++++ INPUT MATERIAL

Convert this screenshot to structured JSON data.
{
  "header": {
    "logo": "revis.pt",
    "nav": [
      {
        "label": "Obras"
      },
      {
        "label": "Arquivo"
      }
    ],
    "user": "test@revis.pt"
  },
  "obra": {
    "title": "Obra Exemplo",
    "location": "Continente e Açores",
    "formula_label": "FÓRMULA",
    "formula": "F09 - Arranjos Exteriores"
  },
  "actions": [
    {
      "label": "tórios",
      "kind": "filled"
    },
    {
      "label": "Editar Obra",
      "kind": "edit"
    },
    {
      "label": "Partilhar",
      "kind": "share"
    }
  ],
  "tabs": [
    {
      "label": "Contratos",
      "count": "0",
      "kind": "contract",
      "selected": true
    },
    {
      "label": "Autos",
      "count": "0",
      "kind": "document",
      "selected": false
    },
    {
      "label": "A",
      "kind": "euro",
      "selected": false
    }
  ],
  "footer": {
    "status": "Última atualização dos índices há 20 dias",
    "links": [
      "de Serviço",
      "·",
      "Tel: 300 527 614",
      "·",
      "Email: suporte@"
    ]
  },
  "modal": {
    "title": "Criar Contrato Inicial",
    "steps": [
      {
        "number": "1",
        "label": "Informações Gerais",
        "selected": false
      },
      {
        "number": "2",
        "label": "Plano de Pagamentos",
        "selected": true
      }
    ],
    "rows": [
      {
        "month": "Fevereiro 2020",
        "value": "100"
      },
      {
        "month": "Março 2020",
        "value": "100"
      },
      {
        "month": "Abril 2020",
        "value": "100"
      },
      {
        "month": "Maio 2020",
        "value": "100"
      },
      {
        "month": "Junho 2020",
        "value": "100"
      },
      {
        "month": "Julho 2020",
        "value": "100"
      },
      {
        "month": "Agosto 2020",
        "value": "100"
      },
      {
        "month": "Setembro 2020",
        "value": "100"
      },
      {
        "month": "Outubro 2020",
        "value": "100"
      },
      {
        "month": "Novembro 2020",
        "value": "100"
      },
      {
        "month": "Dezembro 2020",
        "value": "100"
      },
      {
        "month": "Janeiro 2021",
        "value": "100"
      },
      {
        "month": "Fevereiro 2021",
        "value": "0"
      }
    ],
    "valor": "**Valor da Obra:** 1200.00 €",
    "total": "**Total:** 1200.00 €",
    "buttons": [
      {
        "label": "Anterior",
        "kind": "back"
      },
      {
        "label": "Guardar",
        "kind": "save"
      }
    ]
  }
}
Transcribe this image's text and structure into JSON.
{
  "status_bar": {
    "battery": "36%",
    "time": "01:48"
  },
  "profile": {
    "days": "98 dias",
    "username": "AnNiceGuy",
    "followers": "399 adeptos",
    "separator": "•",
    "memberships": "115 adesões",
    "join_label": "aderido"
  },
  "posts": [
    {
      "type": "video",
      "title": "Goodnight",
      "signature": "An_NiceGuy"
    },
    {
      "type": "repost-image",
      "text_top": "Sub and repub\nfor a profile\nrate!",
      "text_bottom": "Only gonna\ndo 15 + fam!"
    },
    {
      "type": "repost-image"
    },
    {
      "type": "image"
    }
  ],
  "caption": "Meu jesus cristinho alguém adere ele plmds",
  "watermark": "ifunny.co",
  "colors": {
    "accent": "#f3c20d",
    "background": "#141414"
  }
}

++++++++

**WHAT THE EXERCISE ASKS:**
In the entries above, identify every line with the string "dias".

**PROBLEM SOLUTION:**
    "status": "Última atualização dos índices há 20 dias",
    "days": "98 dias",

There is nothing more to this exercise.